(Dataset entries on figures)
__________________________________________________

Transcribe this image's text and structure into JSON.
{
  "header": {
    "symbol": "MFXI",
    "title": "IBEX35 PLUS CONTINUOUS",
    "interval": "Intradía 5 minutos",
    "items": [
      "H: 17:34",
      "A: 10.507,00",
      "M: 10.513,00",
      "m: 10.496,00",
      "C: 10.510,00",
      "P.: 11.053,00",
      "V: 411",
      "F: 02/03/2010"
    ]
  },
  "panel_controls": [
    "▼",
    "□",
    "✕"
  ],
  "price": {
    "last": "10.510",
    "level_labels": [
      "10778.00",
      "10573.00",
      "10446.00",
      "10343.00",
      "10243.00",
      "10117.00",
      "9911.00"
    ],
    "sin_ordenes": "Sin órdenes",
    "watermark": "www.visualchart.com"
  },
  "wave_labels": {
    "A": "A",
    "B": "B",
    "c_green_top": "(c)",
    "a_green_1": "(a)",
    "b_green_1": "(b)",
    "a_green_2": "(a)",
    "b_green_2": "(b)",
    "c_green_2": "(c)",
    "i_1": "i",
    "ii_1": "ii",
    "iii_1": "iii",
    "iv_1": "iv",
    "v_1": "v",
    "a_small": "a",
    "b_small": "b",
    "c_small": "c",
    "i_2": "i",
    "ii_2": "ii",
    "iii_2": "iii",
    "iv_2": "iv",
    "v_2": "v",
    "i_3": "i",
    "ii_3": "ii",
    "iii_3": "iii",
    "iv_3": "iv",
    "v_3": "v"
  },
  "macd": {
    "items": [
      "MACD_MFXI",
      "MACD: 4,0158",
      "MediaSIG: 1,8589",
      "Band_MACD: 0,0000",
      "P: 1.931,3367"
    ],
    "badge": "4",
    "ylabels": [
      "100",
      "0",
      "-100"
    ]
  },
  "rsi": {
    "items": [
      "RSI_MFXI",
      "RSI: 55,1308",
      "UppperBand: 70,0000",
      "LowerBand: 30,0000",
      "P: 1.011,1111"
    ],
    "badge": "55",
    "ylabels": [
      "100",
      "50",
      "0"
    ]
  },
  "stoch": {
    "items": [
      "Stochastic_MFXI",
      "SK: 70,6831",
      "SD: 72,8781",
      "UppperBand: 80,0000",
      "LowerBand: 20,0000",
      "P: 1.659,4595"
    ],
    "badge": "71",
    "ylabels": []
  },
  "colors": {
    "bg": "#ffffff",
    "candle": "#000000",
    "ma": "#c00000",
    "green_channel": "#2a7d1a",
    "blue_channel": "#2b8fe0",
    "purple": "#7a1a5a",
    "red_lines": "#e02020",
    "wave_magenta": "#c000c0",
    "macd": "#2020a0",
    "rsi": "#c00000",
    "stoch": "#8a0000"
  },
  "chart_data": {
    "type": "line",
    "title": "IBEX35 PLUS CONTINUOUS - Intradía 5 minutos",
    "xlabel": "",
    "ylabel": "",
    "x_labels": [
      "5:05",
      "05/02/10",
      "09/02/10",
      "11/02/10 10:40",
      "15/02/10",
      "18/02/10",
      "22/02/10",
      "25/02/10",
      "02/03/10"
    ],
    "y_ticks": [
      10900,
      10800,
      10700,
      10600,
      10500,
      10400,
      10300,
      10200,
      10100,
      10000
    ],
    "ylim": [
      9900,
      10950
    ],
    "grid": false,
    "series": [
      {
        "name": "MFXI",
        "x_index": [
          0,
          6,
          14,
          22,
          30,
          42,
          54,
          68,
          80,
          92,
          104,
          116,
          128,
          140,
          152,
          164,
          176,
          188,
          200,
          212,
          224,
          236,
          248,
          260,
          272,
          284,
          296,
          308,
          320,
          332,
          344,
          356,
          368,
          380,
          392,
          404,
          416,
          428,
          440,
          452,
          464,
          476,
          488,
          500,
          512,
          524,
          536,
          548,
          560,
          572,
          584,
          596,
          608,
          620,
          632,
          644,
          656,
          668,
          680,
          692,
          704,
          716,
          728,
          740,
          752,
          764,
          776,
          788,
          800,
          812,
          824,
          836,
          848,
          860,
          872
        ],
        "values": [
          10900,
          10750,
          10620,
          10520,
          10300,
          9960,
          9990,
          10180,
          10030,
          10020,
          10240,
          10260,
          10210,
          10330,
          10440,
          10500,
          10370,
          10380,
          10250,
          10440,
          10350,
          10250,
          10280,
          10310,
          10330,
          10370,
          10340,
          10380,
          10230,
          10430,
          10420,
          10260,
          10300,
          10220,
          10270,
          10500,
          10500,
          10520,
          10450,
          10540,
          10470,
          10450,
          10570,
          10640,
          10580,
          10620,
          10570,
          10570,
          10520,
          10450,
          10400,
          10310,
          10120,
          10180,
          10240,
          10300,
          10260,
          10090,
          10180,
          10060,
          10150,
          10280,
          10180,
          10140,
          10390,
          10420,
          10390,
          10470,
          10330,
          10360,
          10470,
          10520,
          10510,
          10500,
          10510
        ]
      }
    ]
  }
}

__________________________________________________

## What this task involves
Find every line that holds "PLUS" and copy it.

## Answer below
    "title": "IBEX35 PLUS CONTINUOUS",
    "title": "IBEX35 PLUS CONTINUOUS - Intradía 5 minutos",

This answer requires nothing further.